__REQUIREMENT__.
Leave out the images; return the rest of the data exactly.

────────────────────────────────────────

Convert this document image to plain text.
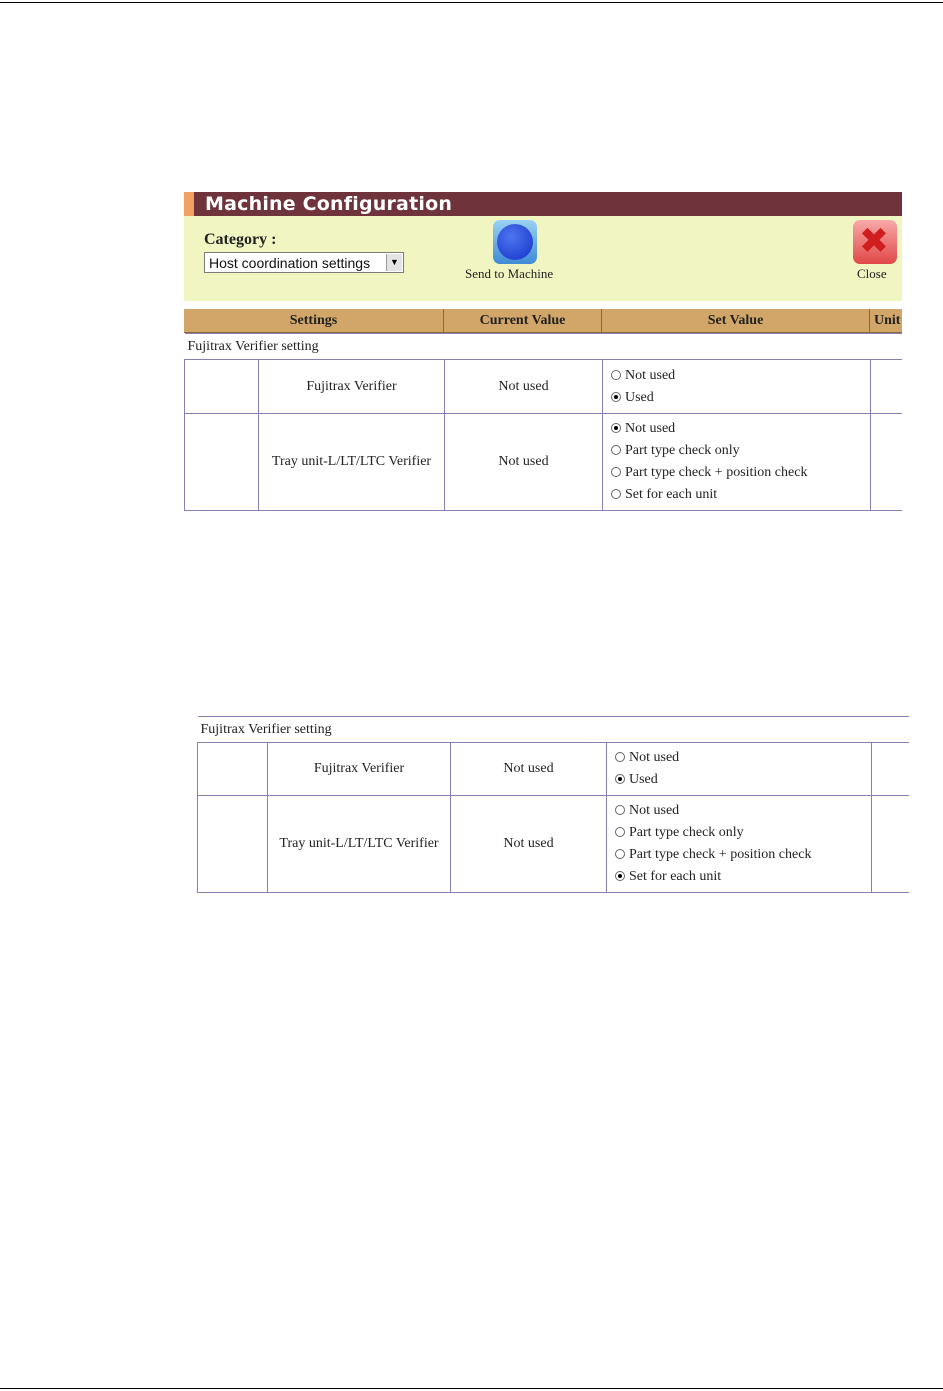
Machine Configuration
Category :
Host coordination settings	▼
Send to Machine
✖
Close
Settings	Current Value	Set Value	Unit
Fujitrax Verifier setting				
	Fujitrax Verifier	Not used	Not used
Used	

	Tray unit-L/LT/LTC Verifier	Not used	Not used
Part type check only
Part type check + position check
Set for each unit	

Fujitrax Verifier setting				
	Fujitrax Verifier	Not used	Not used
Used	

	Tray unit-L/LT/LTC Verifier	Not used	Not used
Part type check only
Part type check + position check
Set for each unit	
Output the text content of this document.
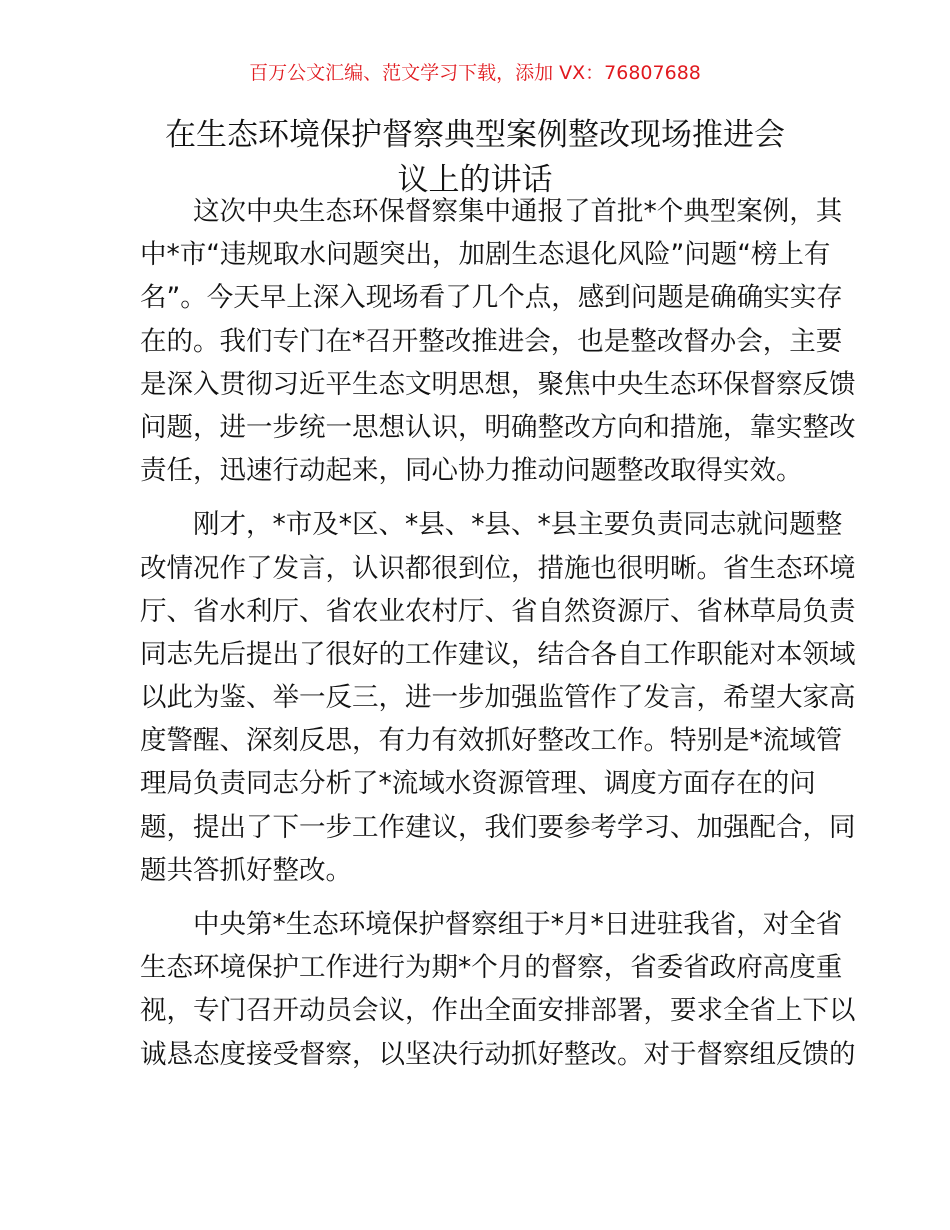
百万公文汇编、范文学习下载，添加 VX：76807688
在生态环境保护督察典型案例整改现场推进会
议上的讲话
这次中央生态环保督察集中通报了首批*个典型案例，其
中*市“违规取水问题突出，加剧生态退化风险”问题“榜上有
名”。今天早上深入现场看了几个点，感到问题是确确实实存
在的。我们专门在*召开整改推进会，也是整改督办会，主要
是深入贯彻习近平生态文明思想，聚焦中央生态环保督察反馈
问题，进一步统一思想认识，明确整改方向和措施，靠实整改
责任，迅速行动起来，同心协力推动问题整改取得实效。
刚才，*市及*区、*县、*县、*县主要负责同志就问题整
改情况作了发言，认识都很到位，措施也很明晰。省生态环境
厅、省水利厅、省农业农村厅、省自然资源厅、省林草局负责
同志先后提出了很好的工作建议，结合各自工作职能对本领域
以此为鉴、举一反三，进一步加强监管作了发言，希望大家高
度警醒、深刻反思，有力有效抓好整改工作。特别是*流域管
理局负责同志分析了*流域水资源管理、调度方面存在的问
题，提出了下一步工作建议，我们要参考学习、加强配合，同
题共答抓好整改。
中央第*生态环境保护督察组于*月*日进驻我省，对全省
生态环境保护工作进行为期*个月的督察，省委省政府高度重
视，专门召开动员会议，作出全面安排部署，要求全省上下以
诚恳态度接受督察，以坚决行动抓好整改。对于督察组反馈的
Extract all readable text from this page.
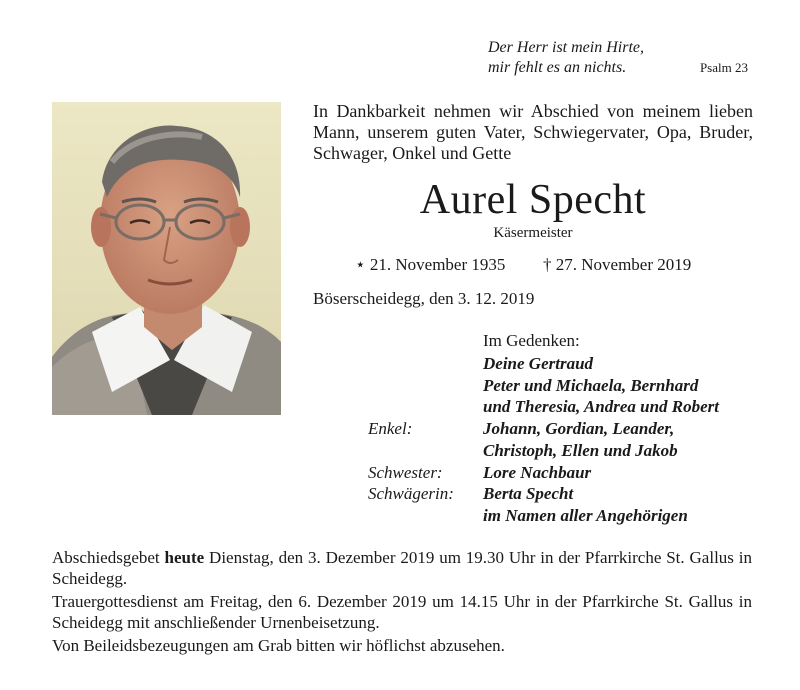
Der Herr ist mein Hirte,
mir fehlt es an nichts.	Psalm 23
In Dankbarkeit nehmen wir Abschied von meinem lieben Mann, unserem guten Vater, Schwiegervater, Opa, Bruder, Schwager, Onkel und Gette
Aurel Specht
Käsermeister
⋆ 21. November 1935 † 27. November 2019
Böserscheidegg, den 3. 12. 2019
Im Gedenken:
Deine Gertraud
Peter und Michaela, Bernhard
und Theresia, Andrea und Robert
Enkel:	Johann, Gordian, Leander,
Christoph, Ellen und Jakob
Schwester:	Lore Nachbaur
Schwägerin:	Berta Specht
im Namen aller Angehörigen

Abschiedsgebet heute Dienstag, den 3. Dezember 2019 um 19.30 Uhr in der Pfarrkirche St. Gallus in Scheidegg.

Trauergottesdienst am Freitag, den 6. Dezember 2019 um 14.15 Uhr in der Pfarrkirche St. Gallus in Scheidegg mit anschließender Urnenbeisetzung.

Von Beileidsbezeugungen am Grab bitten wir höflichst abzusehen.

────────────────────────────────────────

__OUTPUT OF THE EXERCISE__.
Convert this document image to plain text.
Machine Configuration
Category :
Host coordination settings	▼
Send to Machine
✖
Close
Settings	Current Value	Set Value	Unit
Fujitrax Verifier setting				
	Fujitrax Verifier	Not used	Not used
Used	

	Tray unit-L/LT/LTC Verifier	Not used	Not used
Part type check only
Part type check + position check
Set for each unit	

Fujitrax Verifier setting				
	Fujitrax Verifier	Not used	Not used
Used	

	Tray unit-L/LT/LTC Verifier	Not used	Not used
Part type check only
Part type check + position check
Set for each unit	
Output the text content of this document.
百万公文汇编、范文学习下载，添加 VX：76807688
在生态环境保护督察典型案例整改现场推进会
议上的讲话
这次中央生态环保督察集中通报了首批*个典型案例，其
中*市“违规取水问题突出，加剧生态退化风险”问题“榜上有
名”。今天早上深入现场看了几个点，感到问题是确确实实存
在的。我们专门在*召开整改推进会，也是整改督办会，主要
是深入贯彻习近平生态文明思想，聚焦中央生态环保督察反馈
问题，进一步统一思想认识，明确整改方向和措施，靠实整改
责任，迅速行动起来，同心协力推动问题整改取得实效。
刚才，*市及*区、*县、*县、*县主要负责同志就问题整
改情况作了发言，认识都很到位，措施也很明晰。省生态环境
厅、省水利厅、省农业农村厅、省自然资源厅、省林草局负责
同志先后提出了很好的工作建议，结合各自工作职能对本领域
以此为鉴、举一反三，进一步加强监管作了发言，希望大家高
度警醒、深刻反思，有力有效抓好整改工作。特别是*流域管
理局负责同志分析了*流域水资源管理、调度方面存在的问
题，提出了下一步工作建议，我们要参考学习、加强配合，同
题共答抓好整改。
中央第*生态环境保护督察组于*月*日进驻我省，对全省
生态环境保护工作进行为期*个月的督察，省委省政府高度重
视，专门召开动员会议，作出全面安排部署，要求全省上下以
诚恳态度接受督察，以坚决行动抓好整改。对于督察组反馈的
Extract all readable text from this page.
Der Herr ist mein Hirte,
mir fehlt es an nichts.	Psalm 23
In Dankbarkeit nehmen wir Abschied von meinem lieben Mann, unserem guten Vater, Schwiegervater, Opa, Bruder, Schwager, Onkel und Gette
Aurel Specht
Käsermeister
⋆ 21. November 1935 † 27. November 2019
Böserscheidegg, den 3. 12. 2019
Im Gedenken:
Deine Gertraud
Peter und Michaela, Bernhard
und Theresia, Andrea und Robert
Enkel:	Johann, Gordian, Leander,
Christoph, Ellen und Jakob
Schwester:	Lore Nachbaur
Schwägerin:	Berta Specht
im Namen aller Angehörigen

Abschiedsgebet heute Dienstag, den 3. Dezember 2019 um 19.30 Uhr in der Pfarrkirche St. Gallus in Scheidegg.

Trauergottesdienst am Freitag, den 6. Dezember 2019 um 14.15 Uhr in der Pfarrkirche St. Gallus in Scheidegg mit anschließender Urnenbeisetzung.

Von Beileidsbezeugungen am Grab bitten wir höflichst abzusehen.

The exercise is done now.